▸ **Exercise requirements**
Could you copy out every line of the entries below, keeping each one unchanged?

** start **

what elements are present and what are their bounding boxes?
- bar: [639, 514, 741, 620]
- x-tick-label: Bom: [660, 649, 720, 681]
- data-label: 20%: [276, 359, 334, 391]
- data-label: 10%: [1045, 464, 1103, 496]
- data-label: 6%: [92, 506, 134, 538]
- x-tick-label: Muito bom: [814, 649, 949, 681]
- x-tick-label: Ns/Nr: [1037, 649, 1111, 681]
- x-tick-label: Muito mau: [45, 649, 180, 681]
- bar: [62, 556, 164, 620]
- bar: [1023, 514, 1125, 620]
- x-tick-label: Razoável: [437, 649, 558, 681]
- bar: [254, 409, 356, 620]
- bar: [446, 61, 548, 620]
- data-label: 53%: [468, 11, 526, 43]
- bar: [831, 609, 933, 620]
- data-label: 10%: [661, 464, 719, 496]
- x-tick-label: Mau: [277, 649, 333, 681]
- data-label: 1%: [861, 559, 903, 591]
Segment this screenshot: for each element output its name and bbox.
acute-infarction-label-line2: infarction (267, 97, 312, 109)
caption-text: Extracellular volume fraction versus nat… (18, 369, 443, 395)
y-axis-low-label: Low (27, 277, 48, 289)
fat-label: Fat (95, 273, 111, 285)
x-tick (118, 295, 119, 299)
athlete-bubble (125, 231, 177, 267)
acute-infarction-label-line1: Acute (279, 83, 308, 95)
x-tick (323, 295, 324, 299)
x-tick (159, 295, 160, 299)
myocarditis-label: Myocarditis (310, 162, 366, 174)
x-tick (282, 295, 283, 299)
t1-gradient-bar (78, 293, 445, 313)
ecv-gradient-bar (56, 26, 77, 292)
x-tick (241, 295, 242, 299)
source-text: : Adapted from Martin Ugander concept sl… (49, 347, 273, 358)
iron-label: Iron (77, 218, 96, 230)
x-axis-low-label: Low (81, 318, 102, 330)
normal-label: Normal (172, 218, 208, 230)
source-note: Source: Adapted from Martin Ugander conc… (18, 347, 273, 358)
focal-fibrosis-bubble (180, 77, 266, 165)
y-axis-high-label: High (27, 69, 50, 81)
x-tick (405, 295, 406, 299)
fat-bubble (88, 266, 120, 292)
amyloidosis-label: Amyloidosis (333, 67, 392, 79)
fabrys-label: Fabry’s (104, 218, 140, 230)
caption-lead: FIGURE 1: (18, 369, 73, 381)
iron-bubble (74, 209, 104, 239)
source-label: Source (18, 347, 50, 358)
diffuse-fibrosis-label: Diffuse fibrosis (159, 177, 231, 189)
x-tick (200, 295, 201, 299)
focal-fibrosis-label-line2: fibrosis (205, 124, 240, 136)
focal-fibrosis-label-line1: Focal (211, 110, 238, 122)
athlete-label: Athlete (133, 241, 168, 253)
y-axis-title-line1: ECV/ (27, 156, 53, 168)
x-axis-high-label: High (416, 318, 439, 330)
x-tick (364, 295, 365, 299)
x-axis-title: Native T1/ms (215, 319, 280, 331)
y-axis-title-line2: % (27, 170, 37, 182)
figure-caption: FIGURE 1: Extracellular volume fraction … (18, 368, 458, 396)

** end **

▸ **Result below**
what elements are present and what are their bounding boxes?
- bar: [639, 514, 741, 620]
- x-tick-label: Bom: [660, 649, 720, 681]
- data-label: 20%: [276, 359, 334, 391]
- data-label: 10%: [1045, 464, 1103, 496]
- data-label: 6%: [92, 506, 134, 538]
- x-tick-label: Muito bom: [814, 649, 949, 681]
- x-tick-label: Ns/Nr: [1037, 649, 1111, 681]
- x-tick-label: Muito mau: [45, 649, 180, 681]
- bar: [62, 556, 164, 620]
- bar: [1023, 514, 1125, 620]
- x-tick-label: Razoável: [437, 649, 558, 681]
- bar: [254, 409, 356, 620]
- bar: [446, 61, 548, 620]
- data-label: 53%: [468, 11, 526, 43]
- bar: [831, 609, 933, 620]
- data-label: 10%: [661, 464, 719, 496]
- x-tick-label: Mau: [277, 649, 333, 681]
- data-label: 1%: [861, 559, 903, 591]
Segment this screenshot: for each element output its name and bbox.
acute-infarction-label-line2: infarction (267, 97, 312, 109)
caption-text: Extracellular volume fraction versus nat… (18, 369, 443, 395)
y-axis-low-label: Low (27, 277, 48, 289)
fat-label: Fat (95, 273, 111, 285)
x-tick (118, 295, 119, 299)
athlete-bubble (125, 231, 177, 267)
acute-infarction-label-line1: Acute (279, 83, 308, 95)
x-tick (323, 295, 324, 299)
x-tick (159, 295, 160, 299)
myocarditis-label: Myocarditis (310, 162, 366, 174)
x-tick (282, 295, 283, 299)
t1-gradient-bar (78, 293, 445, 313)
ecv-gradient-bar (56, 26, 77, 292)
x-tick (241, 295, 242, 299)
source-text: : Adapted from Martin Ugander concept sl… (49, 347, 273, 358)
iron-label: Iron (77, 218, 96, 230)
x-axis-low-label: Low (81, 318, 102, 330)
normal-label: Normal (172, 218, 208, 230)
source-note: Source: Adapted from Martin Ugander conc… (18, 347, 273, 358)
focal-fibrosis-bubble (180, 77, 266, 165)
y-axis-high-label: High (27, 69, 50, 81)
x-tick (405, 295, 406, 299)
fat-bubble (88, 266, 120, 292)
amyloidosis-label: Amyloidosis (333, 67, 392, 79)
fabrys-label: Fabry’s (104, 218, 140, 230)
caption-lead: FIGURE 1: (18, 369, 73, 381)
iron-bubble (74, 209, 104, 239)
source-label: Source (18, 347, 50, 358)
diffuse-fibrosis-label: Diffuse fibrosis (159, 177, 231, 189)
x-tick (200, 295, 201, 299)
focal-fibrosis-label-line2: fibrosis (205, 124, 240, 136)
focal-fibrosis-label-line1: Focal (211, 110, 238, 122)
athlete-label: Athlete (133, 241, 168, 253)
y-axis-title-line1: ECV/ (27, 156, 53, 168)
x-axis-high-label: High (416, 318, 439, 330)
x-tick (364, 295, 365, 299)
x-axis-title: Native T1/ms (215, 319, 280, 331)
y-axis-title-line2: % (27, 170, 37, 182)
figure-caption: FIGURE 1: Extracellular volume fraction … (18, 368, 458, 396)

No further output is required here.